-------- Exercise materials
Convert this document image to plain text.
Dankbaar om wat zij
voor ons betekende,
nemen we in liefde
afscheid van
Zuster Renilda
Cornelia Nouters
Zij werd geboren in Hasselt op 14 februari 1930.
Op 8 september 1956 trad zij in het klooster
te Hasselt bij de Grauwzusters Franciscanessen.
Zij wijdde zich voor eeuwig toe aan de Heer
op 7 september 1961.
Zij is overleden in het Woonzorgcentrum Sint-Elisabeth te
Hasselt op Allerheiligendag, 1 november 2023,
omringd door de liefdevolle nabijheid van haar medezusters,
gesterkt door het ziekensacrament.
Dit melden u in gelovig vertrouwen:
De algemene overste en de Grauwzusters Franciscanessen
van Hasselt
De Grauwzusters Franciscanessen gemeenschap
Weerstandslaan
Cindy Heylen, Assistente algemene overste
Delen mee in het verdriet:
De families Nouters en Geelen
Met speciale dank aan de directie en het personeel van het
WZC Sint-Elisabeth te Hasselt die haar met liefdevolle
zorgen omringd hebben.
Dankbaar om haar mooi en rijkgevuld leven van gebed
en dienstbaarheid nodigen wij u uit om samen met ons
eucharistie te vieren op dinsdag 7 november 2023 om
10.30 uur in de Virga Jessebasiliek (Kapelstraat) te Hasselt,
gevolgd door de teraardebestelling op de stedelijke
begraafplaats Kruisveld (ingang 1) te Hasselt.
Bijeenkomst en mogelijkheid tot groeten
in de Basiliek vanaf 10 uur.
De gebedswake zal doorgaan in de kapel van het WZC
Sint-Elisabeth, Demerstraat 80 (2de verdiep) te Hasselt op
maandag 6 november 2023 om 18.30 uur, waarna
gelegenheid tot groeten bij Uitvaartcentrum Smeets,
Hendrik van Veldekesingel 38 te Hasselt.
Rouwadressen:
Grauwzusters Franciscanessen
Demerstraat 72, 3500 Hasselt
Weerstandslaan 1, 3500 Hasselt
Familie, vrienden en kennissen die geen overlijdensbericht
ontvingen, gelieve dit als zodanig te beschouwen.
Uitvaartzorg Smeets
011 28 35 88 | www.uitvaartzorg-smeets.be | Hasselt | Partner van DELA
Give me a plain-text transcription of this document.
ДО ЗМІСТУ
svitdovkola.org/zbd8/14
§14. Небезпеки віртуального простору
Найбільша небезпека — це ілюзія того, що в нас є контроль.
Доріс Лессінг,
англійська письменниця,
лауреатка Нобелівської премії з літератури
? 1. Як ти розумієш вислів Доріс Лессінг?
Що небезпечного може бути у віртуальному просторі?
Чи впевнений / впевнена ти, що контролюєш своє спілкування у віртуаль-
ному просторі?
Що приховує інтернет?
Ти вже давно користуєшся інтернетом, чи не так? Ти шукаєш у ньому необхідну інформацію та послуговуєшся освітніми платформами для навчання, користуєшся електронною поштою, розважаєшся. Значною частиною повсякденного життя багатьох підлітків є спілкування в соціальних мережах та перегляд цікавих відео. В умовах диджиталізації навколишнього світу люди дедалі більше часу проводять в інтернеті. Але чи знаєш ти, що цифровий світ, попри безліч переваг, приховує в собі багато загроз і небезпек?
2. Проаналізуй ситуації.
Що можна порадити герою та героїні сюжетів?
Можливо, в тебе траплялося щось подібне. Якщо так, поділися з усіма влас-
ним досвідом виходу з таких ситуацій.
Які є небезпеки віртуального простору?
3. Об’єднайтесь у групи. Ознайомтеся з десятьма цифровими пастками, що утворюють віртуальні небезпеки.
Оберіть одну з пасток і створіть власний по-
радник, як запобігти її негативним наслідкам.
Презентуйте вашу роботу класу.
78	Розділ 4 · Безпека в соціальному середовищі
----------------
● **Exercise task**:
Every line above should be retyped exactly as given.

● **Written response**:
Convert this document image to plain text.
Dankbaar om wat zij
voor ons betekende,
nemen we in liefde
afscheid van
Zuster Renilda
Cornelia Nouters
Zij werd geboren in Hasselt op 14 februari 1930.
Op 8 september 1956 trad zij in het klooster
te Hasselt bij de Grauwzusters Franciscanessen.
Zij wijdde zich voor eeuwig toe aan de Heer
op 7 september 1961.
Zij is overleden in het Woonzorgcentrum Sint-Elisabeth te
Hasselt op Allerheiligendag, 1 november 2023,
omringd door de liefdevolle nabijheid van haar medezusters,
gesterkt door het ziekensacrament.
Dit melden u in gelovig vertrouwen:
De algemene overste en de Grauwzusters Franciscanessen
van Hasselt
De Grauwzusters Franciscanessen gemeenschap
Weerstandslaan
Cindy Heylen, Assistente algemene overste
Delen mee in het verdriet:
De families Nouters en Geelen
Met speciale dank aan de directie en het personeel van het
WZC Sint-Elisabeth te Hasselt die haar met liefdevolle
zorgen omringd hebben.
Dankbaar om haar mooi en rijkgevuld leven van gebed
en dienstbaarheid nodigen wij u uit om samen met ons
eucharistie te vieren op dinsdag 7 november 2023 om
10.30 uur in de Virga Jessebasiliek (Kapelstraat) te Hasselt,
gevolgd door de teraardebestelling op de stedelijke
begraafplaats Kruisveld (ingang 1) te Hasselt.
Bijeenkomst en mogelijkheid tot groeten
in de Basiliek vanaf 10 uur.
De gebedswake zal doorgaan in de kapel van het WZC
Sint-Elisabeth, Demerstraat 80 (2de verdiep) te Hasselt op
maandag 6 november 2023 om 18.30 uur, waarna
gelegenheid tot groeten bij Uitvaartcentrum Smeets,
Hendrik van Veldekesingel 38 te Hasselt.
Rouwadressen:
Grauwzusters Franciscanessen
Demerstraat 72, 3500 Hasselt
Weerstandslaan 1, 3500 Hasselt
Familie, vrienden en kennissen die geen overlijdensbericht
ontvingen, gelieve dit als zodanig te beschouwen.
Uitvaartzorg Smeets
011 28 35 88 | www.uitvaartzorg-smeets.be | Hasselt | Partner van DELA
Give me a plain-text transcription of this document.
ДО ЗМІСТУ
svitdovkola.org/zbd8/14
§14. Небезпеки віртуального простору
Найбільша небезпека — це ілюзія того, що в нас є контроль.
Доріс Лессінг,
англійська письменниця,
лауреатка Нобелівської премії з літератури
? 1. Як ти розумієш вислів Доріс Лессінг?
Що небезпечного може бути у віртуальному просторі?
Чи впевнений / впевнена ти, що контролюєш своє спілкування у віртуаль-
ному просторі?
Що приховує інтернет?
Ти вже давно користуєшся інтернетом, чи не так? Ти шукаєш у ньому необхідну інформацію та послуговуєшся освітніми платформами для навчання, користуєшся електронною поштою, розважаєшся. Значною частиною повсякденного життя багатьох підлітків є спілкування в соціальних мережах та перегляд цікавих відео. В умовах диджиталізації навколишнього світу люди дедалі більше часу проводять в інтернеті. Але чи знаєш ти, що цифровий світ, попри безліч переваг, приховує в собі багато загроз і небезпек?
2. Проаналізуй ситуації.
Що можна порадити герою та героїні сюжетів?
Можливо, в тебе траплялося щось подібне. Якщо так, поділися з усіма влас-
ним досвідом виходу з таких ситуацій.
Які є небезпеки віртуального простору?
3. Об’єднайтесь у групи. Ознайомтеся з десятьма цифровими пастками, що утворюють віртуальні небезпеки.
Оберіть одну з пасток і створіть власний по-
радник, як запобігти її негативним наслідкам.
Презентуйте вашу роботу класу.
78	Розділ 4 · Безпека в соціальному середовищі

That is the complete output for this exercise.